Set problem A - Copy the rows below word for word, starting at their first line and stopping after the line that contains "date-range-detail: (Aug 15, 2024".

— begin Selection —

We're Only Human (previously The Incredible Kidda Band and The Kicks) were an English powerpop and rock band, formed in London on 1 July 1981, and composed of Alan Hammonds (guitar and vocals), John Rollason (guitar and backing vocals), Keith Taylor (bass) and Mark "Tarky" Bates (drums and backing vocals).

The band were helped in the recording studio by producer Graham "Kidder" Hammonds (percussion and backing vocals).

Career
Having played regularly at The Bridgehouse in Canning Town, the band joined Terry Murphy's own Vinyl Cuts record label, in order to release their debut single, "Hold Your Head Up High" and "I Wouldn't Treat a Dog (Like You Treat Me)" in June 1985. Murphy was also manager of Wasted Youth and father to the actor, Glen Murphy. The single was recorded at Village Recorders on 19 March 1985, with the session being produced by Hammonds and engineered by Gary Edwards. Both sides of the single were cut by George Peckham, and the run-out groove on both sides of the single bear his motto, 'A Porky Prime Cut'. 

In 1987, guitarist John Rollason took time out from the band to record The Dirty Strangers album with the Dirty Strangers.

We're Only Human disbanded in 1989.

In 2000, due to public demand for their back catalogue, the debut album, Too Much Too Little Too Late was released by Detour Records. The double album contained twenty nine tracks and featured both studio and demo recordings. The album received favorable reviews, particularly edition 254 of Record Collector in October that year. 

In 2002, the first four singles were repackaged and re-released by the Japanese independent record label, 1977 Records.

— end Selection —
— begin Records to use —

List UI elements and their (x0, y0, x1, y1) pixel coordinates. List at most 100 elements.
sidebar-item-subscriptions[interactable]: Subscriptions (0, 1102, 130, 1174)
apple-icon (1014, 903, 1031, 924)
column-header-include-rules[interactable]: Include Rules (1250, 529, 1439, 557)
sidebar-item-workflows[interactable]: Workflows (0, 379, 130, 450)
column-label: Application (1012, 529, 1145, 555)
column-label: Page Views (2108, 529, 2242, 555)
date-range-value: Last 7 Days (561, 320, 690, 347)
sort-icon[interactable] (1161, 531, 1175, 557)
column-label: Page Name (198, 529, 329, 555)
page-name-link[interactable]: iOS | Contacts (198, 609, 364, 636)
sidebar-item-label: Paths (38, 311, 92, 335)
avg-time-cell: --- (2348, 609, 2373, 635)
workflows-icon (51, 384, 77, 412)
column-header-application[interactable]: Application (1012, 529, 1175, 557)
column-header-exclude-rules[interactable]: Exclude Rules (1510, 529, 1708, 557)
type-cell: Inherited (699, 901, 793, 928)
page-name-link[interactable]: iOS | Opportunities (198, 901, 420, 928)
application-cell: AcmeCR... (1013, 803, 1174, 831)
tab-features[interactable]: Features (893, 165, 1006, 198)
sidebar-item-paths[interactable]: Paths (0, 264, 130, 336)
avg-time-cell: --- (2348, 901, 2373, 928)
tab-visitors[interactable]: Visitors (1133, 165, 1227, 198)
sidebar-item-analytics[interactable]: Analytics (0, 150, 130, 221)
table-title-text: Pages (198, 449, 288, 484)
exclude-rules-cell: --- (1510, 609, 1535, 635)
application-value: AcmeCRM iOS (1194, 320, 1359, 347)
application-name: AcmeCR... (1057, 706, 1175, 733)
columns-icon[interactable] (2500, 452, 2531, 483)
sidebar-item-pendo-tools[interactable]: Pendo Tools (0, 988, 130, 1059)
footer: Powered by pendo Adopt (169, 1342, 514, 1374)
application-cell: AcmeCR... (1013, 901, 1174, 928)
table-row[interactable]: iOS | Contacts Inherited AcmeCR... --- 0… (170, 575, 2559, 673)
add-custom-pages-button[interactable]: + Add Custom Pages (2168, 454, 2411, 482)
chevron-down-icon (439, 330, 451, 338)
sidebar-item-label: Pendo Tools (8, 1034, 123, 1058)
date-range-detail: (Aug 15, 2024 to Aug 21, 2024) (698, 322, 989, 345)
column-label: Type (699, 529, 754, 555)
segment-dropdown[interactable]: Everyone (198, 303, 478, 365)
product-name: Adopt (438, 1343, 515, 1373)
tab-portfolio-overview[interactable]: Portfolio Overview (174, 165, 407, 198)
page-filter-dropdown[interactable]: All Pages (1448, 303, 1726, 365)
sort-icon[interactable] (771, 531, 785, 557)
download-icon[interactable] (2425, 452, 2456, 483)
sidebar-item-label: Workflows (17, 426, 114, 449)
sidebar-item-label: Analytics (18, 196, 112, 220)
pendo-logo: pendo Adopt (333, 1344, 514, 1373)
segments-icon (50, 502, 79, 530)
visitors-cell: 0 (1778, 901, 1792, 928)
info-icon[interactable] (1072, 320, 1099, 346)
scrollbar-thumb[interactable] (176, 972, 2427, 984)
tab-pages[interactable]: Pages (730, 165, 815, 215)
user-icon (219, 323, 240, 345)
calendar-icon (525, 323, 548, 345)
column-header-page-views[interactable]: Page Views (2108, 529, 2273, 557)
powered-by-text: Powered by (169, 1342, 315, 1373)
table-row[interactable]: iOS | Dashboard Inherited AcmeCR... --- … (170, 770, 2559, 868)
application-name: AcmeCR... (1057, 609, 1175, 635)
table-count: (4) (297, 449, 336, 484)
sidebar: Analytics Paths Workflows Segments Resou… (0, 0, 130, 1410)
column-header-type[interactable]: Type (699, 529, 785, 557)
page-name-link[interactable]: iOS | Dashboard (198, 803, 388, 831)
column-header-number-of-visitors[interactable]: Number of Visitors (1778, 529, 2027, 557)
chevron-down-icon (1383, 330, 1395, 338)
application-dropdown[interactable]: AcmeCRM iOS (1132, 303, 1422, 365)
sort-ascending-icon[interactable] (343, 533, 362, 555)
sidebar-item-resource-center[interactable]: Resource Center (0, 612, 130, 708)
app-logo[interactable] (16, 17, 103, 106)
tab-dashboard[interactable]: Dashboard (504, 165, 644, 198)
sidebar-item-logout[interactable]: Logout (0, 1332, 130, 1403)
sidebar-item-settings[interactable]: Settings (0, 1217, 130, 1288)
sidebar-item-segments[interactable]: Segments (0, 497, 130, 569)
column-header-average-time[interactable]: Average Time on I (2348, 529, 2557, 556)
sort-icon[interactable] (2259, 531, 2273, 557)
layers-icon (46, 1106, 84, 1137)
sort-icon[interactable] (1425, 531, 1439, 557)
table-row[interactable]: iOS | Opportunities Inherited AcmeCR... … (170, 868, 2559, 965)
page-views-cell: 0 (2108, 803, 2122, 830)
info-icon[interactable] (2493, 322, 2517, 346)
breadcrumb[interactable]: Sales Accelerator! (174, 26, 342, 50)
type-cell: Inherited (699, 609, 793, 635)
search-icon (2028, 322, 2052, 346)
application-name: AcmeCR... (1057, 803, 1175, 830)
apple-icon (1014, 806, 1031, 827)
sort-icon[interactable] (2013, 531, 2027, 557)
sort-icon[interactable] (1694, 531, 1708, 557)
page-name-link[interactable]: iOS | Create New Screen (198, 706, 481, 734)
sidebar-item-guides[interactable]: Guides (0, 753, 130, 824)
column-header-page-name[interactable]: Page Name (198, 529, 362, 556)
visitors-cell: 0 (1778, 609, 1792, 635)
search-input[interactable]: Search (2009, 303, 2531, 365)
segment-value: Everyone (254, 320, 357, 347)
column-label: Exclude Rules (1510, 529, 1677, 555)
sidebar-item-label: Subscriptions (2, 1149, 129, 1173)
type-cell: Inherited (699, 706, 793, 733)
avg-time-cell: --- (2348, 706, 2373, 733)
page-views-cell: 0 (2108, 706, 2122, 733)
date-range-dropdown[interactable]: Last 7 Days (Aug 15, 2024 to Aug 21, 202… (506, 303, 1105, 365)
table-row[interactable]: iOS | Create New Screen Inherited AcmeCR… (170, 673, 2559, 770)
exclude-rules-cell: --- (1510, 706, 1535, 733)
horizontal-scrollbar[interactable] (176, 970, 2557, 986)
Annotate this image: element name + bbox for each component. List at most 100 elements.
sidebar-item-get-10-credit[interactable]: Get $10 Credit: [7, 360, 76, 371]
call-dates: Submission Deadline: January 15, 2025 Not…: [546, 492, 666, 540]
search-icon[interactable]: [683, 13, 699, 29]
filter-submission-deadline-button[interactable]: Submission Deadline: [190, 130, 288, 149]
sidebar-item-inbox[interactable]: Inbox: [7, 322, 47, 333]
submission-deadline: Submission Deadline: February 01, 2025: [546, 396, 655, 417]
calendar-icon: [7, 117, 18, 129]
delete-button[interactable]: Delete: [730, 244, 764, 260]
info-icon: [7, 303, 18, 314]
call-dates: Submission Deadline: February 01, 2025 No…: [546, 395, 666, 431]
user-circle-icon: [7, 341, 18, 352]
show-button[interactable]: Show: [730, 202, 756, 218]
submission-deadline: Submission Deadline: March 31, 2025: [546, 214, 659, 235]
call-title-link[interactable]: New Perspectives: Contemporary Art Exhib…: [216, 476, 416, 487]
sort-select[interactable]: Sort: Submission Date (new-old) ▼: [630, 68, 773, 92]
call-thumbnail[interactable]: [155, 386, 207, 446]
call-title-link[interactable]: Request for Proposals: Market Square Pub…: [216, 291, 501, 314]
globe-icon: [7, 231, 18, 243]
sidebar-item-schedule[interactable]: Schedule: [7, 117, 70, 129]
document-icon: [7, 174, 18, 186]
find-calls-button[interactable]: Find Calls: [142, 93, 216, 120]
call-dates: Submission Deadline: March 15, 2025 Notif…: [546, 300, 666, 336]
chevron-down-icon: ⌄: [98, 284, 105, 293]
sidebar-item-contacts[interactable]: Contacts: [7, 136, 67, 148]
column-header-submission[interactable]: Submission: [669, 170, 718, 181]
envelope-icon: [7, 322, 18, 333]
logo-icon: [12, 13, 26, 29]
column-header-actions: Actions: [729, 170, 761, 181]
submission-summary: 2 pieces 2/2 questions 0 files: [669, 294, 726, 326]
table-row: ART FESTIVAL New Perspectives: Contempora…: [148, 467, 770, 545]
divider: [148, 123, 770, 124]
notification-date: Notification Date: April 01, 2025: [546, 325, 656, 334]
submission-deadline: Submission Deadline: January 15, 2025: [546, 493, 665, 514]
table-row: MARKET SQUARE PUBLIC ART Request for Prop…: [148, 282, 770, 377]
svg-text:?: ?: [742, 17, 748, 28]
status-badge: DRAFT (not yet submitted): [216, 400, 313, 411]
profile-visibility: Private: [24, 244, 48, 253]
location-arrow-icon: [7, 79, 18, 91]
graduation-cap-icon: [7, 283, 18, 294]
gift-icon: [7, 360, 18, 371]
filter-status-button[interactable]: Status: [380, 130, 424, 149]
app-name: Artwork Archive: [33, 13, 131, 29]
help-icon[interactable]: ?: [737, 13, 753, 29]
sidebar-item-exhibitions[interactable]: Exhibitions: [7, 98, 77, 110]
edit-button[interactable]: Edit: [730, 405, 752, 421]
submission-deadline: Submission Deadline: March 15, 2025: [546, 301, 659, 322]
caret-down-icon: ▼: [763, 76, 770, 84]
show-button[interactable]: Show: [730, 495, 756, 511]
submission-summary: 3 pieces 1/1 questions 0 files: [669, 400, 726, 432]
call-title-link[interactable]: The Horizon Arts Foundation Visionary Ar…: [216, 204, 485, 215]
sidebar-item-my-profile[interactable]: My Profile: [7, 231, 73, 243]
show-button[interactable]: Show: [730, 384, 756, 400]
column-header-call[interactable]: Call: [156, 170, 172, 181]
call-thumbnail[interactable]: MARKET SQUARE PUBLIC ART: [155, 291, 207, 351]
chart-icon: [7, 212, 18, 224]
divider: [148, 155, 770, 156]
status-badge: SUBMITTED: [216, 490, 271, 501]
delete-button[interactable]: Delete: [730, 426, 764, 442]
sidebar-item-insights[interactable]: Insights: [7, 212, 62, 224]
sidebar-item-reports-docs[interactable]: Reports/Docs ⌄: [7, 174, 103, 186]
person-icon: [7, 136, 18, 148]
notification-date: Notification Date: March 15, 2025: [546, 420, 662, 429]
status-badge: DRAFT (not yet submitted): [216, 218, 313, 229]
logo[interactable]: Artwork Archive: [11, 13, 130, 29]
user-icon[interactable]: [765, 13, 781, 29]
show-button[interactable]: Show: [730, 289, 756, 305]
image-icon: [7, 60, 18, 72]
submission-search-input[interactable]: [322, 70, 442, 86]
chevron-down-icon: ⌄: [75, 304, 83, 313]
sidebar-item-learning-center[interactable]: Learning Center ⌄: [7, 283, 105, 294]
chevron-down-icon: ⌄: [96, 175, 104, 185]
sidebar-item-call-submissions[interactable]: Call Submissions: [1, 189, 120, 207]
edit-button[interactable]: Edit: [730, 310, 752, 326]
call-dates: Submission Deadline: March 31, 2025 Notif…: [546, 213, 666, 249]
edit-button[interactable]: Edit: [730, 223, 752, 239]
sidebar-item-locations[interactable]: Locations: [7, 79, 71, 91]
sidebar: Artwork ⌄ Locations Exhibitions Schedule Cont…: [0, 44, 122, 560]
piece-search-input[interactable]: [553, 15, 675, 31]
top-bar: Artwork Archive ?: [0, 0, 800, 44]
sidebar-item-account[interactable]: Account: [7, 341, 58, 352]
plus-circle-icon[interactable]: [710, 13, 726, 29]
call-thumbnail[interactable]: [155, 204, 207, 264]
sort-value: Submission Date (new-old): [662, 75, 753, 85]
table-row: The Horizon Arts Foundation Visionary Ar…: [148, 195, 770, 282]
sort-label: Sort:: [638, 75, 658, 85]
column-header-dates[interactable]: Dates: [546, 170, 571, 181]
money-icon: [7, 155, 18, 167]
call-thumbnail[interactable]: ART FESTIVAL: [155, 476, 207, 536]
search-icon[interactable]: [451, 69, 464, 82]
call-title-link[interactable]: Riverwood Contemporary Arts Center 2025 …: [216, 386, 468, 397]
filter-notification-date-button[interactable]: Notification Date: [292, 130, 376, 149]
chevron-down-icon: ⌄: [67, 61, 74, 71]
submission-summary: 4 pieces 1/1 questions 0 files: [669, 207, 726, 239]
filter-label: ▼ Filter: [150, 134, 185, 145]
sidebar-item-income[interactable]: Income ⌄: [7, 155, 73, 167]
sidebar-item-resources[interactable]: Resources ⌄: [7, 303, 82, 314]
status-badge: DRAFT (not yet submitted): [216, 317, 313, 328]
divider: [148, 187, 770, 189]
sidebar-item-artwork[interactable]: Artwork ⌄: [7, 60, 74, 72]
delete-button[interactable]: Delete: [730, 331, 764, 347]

— end Records to use —

Set problem B - Say whether each statement agrees with the band history above, answering yes or no and quoting the words from it that decide: (i) The band's debut single was recorded at Village Recorders on 19 March 1985. (ii) The band broke up in 1987. (iii) The debut album released by Detour Records had twelve tracks.

Right answer A -
List UI elements and their (x0, y0, x1, y1) pixel coordinates. List at most 100 elements.
sidebar-item-subscriptions[interactable]: Subscriptions (0, 1102, 130, 1174)
apple-icon (1014, 903, 1031, 924)
column-header-include-rules[interactable]: Include Rules (1250, 529, 1439, 557)
sidebar-item-workflows[interactable]: Workflows (0, 379, 130, 450)
column-label: Application (1012, 529, 1145, 555)
column-label: Page Views (2108, 529, 2242, 555)
date-range-value: Last 7 Days (561, 320, 690, 347)
sort-icon[interactable] (1161, 531, 1175, 557)
column-label: Page Name (198, 529, 329, 555)
page-name-link[interactable]: iOS | Contacts (198, 609, 364, 636)
sidebar-item-label: Paths (38, 311, 92, 335)
avg-time-cell: --- (2348, 609, 2373, 635)
workflows-icon (51, 384, 77, 412)
column-header-application[interactable]: Application (1012, 529, 1175, 557)
column-header-exclude-rules[interactable]: Exclude Rules (1510, 529, 1708, 557)
type-cell: Inherited (699, 901, 793, 928)
page-name-link[interactable]: iOS | Opportunities (198, 901, 420, 928)
application-cell: AcmeCR... (1013, 803, 1174, 831)
tab-features[interactable]: Features (893, 165, 1006, 198)
sidebar-item-paths[interactable]: Paths (0, 264, 130, 336)
avg-time-cell: --- (2348, 901, 2373, 928)
tab-visitors[interactable]: Visitors (1133, 165, 1227, 198)
sidebar-item-analytics[interactable]: Analytics (0, 150, 130, 221)
table-title-text: Pages (198, 449, 288, 484)
exclude-rules-cell: --- (1510, 609, 1535, 635)
application-value: AcmeCRM iOS (1194, 320, 1359, 347)
application-name: AcmeCR... (1057, 706, 1175, 733)
columns-icon[interactable] (2500, 452, 2531, 483)
sidebar-item-pendo-tools[interactable]: Pendo Tools (0, 988, 130, 1059)
footer: Powered by pendo Adopt (169, 1342, 514, 1374)
application-cell: AcmeCR... (1013, 901, 1174, 928)
table-row[interactable]: iOS | Contacts Inherited AcmeCR... --- 0… (170, 575, 2559, 673)
add-custom-pages-button[interactable]: + Add Custom Pages (2168, 454, 2411, 482)
chevron-down-icon (439, 330, 451, 338)
sidebar-item-label: Pendo Tools (8, 1034, 123, 1058)
date-range-detail: (Aug 15, 2024 to Aug 21, 2024) (698, 322, 989, 345)

Right answer B -
(i) Yes: "The single was recorded at Village Recorders on 19 March 1985"
(ii) No: "We're Only Human disbanded in 1989."
(iii) No: "The double album contained twenty nine tracks"